TASK DESCRIPTION: Look through the records below, and copy out every line that holds the string "Auditoria".

:: RECORDS TO USE ::

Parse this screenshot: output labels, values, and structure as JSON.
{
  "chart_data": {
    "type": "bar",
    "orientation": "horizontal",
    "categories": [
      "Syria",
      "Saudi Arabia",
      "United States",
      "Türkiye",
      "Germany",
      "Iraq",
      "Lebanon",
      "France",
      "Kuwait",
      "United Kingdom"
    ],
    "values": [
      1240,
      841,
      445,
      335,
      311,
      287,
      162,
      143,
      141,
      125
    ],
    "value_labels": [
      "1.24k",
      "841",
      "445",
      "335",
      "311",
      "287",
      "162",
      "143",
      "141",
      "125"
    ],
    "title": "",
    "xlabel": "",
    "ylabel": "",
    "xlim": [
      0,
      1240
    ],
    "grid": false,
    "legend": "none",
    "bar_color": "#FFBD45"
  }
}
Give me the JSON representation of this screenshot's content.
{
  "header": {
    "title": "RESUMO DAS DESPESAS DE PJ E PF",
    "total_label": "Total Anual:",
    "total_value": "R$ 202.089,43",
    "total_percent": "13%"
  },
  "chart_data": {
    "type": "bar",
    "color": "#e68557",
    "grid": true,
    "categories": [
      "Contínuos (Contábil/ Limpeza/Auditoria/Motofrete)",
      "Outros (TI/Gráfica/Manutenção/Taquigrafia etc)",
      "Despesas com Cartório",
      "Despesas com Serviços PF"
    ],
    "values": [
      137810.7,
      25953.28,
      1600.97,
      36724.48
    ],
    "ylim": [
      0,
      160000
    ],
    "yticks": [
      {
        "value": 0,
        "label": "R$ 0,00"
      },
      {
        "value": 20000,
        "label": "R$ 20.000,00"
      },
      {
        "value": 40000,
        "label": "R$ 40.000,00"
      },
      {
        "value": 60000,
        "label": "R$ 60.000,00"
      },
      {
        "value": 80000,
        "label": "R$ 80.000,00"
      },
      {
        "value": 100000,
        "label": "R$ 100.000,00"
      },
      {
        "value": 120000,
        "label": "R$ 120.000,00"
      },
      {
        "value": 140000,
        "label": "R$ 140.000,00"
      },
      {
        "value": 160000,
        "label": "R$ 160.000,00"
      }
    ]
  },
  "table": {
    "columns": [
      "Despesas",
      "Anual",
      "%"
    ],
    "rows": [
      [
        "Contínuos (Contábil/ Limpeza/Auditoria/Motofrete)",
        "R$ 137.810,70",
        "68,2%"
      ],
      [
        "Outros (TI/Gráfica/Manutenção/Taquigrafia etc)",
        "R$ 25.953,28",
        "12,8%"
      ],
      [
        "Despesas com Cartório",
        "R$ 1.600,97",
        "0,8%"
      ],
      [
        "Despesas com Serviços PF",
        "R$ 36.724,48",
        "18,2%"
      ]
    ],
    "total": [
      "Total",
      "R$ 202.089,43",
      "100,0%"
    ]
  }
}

:::

OUTPUT BELOW:
      "Contínuos (Contábil/ Limpeza/Auditoria/Motofrete)",
        "Contínuos (Contábil/ Limpeza/Auditoria/Motofrete)",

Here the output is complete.